▸ Provided information
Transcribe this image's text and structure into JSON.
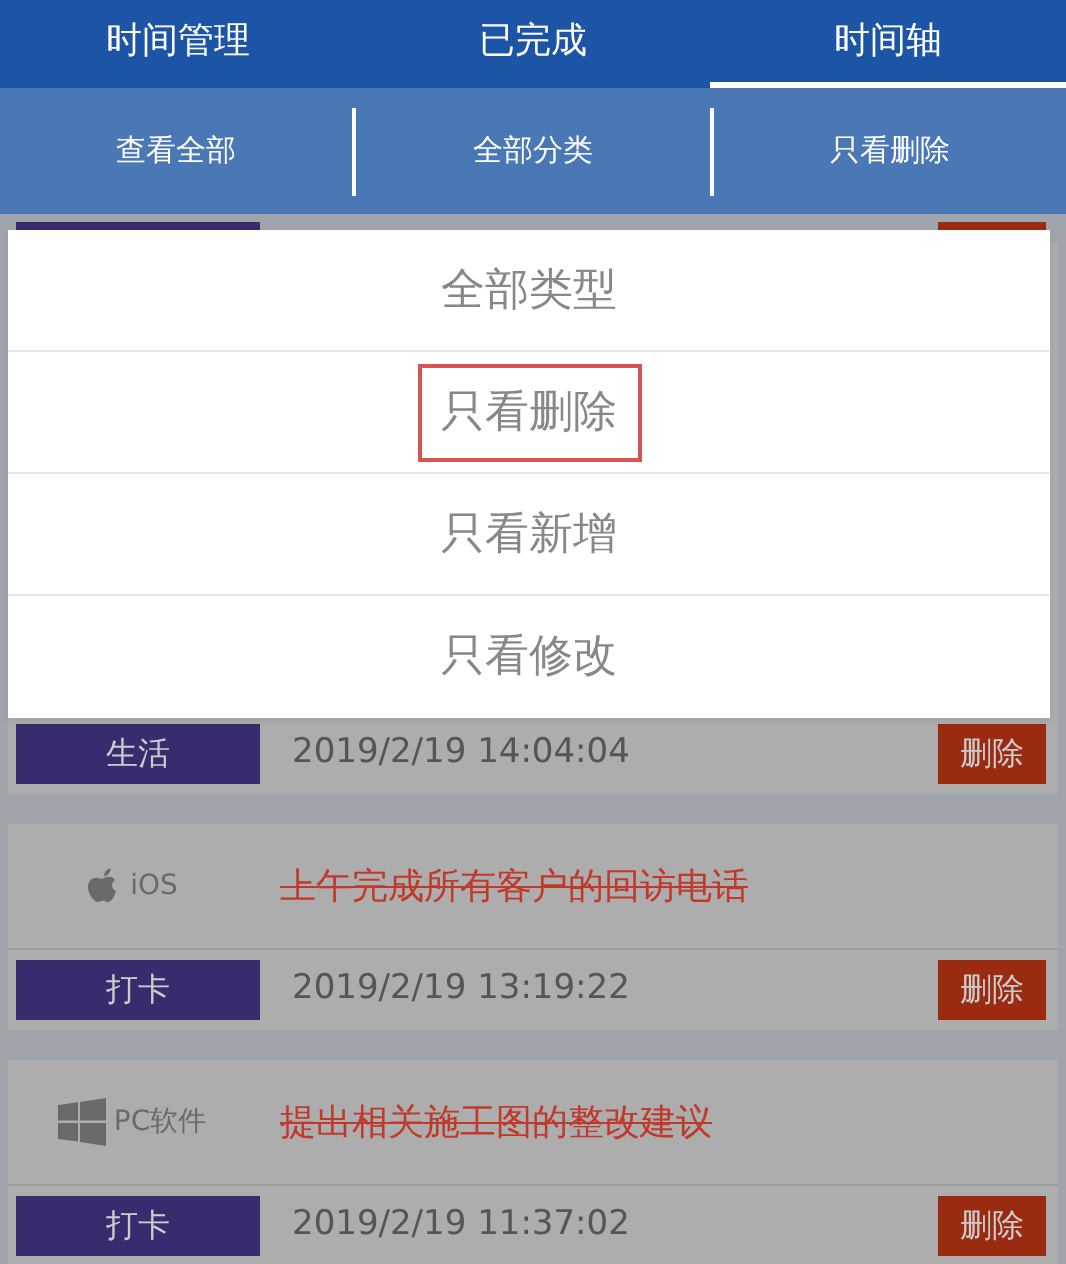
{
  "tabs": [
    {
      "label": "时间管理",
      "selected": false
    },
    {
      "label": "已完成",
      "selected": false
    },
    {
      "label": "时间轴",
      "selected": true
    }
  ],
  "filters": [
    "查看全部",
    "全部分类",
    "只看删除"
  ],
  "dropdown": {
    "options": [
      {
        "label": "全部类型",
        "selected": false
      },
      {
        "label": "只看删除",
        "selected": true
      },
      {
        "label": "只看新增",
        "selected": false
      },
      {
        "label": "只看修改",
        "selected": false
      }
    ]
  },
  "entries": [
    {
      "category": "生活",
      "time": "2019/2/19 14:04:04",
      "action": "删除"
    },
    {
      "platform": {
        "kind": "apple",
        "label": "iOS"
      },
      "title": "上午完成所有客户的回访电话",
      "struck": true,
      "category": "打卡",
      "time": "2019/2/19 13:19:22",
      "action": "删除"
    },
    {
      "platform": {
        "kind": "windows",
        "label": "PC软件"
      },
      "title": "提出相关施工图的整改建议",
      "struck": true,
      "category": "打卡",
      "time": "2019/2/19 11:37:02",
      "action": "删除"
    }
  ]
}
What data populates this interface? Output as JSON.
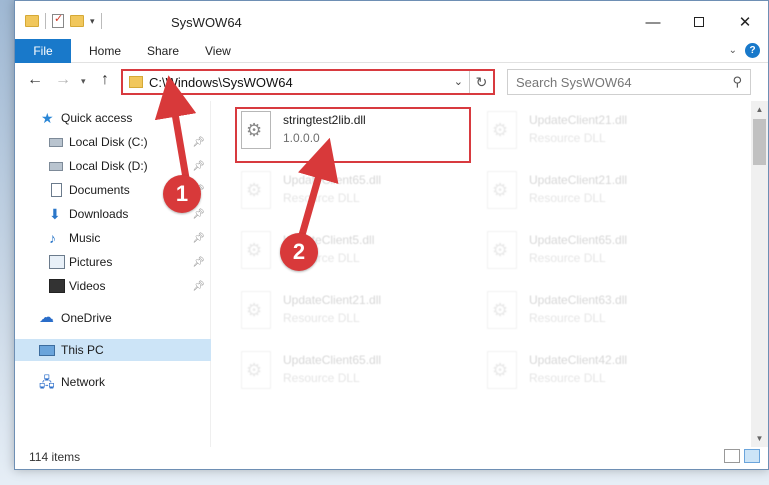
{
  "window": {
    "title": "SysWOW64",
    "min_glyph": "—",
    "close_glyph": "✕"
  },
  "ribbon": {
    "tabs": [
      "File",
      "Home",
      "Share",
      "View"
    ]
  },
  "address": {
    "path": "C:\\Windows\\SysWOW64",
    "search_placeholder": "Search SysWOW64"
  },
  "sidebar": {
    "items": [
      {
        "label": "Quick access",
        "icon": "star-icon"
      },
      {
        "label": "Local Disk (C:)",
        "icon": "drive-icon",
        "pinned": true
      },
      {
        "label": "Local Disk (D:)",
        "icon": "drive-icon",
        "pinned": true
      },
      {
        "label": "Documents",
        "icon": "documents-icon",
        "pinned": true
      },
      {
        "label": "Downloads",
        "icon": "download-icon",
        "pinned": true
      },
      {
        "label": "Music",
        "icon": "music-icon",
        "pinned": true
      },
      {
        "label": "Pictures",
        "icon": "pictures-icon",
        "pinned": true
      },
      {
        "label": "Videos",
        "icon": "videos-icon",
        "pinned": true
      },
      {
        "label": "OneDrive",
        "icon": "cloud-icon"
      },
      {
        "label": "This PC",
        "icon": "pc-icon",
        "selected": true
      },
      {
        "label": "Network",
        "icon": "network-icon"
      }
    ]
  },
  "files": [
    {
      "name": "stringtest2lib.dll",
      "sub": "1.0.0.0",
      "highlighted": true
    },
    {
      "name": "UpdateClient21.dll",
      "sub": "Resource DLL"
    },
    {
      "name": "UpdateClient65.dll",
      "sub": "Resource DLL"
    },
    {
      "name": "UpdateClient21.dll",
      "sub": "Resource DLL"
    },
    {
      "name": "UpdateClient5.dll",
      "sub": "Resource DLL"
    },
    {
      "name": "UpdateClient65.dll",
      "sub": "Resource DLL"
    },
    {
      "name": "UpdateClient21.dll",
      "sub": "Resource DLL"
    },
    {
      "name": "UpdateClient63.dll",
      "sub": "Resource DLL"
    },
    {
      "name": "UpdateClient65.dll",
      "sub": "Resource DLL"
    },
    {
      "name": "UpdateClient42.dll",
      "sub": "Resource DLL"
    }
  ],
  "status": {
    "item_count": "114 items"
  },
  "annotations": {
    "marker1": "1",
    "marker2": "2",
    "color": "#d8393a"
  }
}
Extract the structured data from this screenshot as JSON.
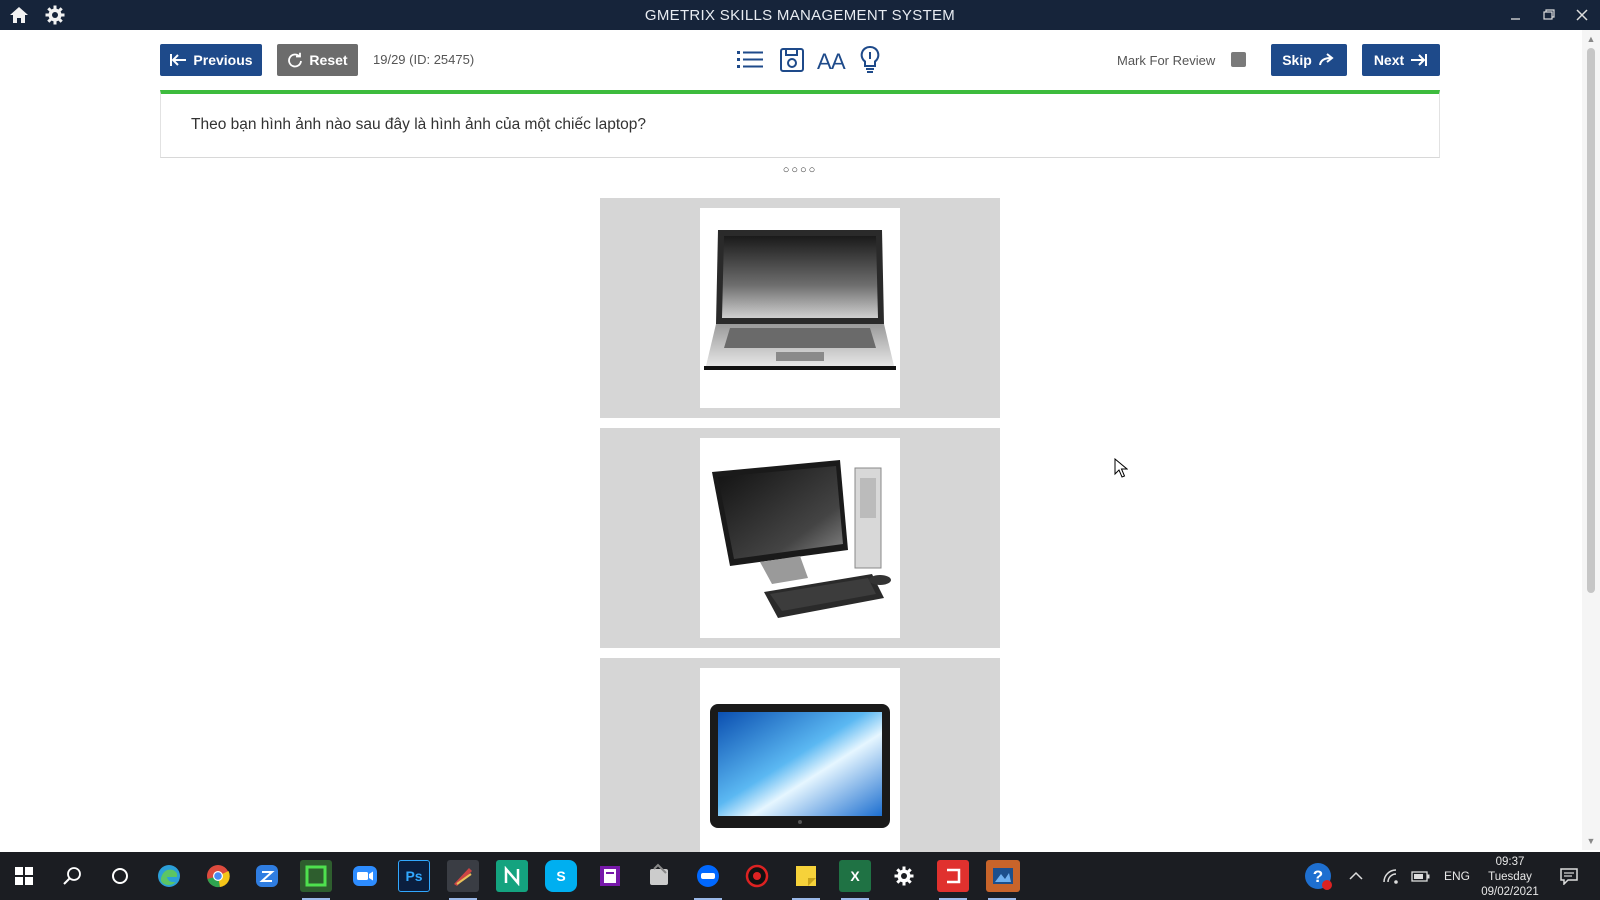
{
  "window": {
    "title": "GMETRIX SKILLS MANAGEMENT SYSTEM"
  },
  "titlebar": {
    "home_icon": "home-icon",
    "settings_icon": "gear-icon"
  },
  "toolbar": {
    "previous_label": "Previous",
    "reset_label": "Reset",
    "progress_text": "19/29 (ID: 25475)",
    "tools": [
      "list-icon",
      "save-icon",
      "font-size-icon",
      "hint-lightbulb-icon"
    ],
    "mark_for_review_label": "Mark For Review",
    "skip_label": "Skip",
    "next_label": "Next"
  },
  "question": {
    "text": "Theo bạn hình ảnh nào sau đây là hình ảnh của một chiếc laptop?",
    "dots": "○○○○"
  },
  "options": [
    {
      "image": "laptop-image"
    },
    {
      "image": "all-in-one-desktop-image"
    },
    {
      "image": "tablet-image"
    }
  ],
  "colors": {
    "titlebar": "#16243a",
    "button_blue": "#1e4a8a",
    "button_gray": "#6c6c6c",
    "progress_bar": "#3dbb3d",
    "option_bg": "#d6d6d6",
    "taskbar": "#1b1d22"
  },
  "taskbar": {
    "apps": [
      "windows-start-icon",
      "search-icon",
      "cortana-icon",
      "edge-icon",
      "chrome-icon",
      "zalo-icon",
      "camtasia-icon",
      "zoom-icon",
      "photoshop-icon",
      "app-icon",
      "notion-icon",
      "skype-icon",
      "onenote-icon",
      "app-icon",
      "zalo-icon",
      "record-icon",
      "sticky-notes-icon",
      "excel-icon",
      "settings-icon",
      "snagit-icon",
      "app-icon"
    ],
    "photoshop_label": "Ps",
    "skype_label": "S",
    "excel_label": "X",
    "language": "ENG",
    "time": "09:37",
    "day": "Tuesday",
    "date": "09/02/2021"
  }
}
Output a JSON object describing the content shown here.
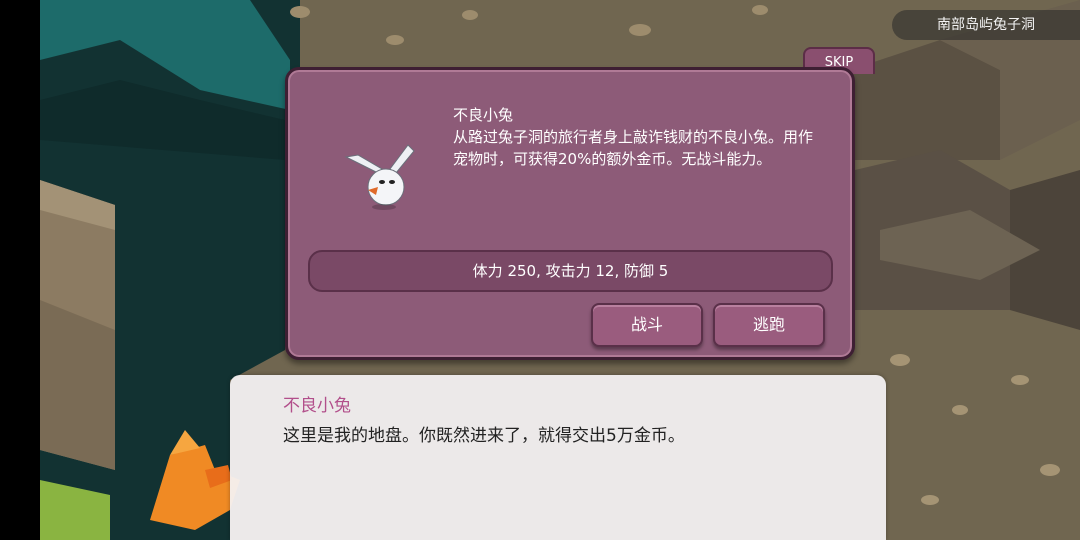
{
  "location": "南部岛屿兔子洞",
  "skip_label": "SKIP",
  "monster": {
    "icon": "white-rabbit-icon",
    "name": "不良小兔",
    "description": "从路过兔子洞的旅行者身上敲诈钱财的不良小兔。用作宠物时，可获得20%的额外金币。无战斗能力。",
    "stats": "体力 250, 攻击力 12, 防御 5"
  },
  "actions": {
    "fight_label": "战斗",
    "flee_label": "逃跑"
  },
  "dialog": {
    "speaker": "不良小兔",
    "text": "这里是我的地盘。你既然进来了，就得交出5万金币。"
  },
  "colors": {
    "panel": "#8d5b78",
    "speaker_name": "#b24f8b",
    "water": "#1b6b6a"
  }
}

▸ Instructions to follow
Omit the pictures and please write out exactly the lines between the one containing "Output a JSON" and the last line of the entries, both included.

▸ Solution to the exercise
Output a JSON object describing the content shown here.
{
  "location": "南部岛屿兔子洞",
  "skip_label": "SKIP",
  "monster": {
    "icon": "white-rabbit-icon",
    "name": "不良小兔",
    "description": "从路过兔子洞的旅行者身上敲诈钱财的不良小兔。用作宠物时，可获得20%的额外金币。无战斗能力。",
    "stats": "体力 250, 攻击力 12, 防御 5"
  },
  "actions": {
    "fight_label": "战斗",
    "flee_label": "逃跑"
  },
  "dialog": {
    "speaker": "不良小兔",
    "text": "这里是我的地盘。你既然进来了，就得交出5万金币。"
  },
  "colors": {
    "panel": "#8d5b78",
    "speaker_name": "#b24f8b",
    "water": "#1b6b6a"
  }
}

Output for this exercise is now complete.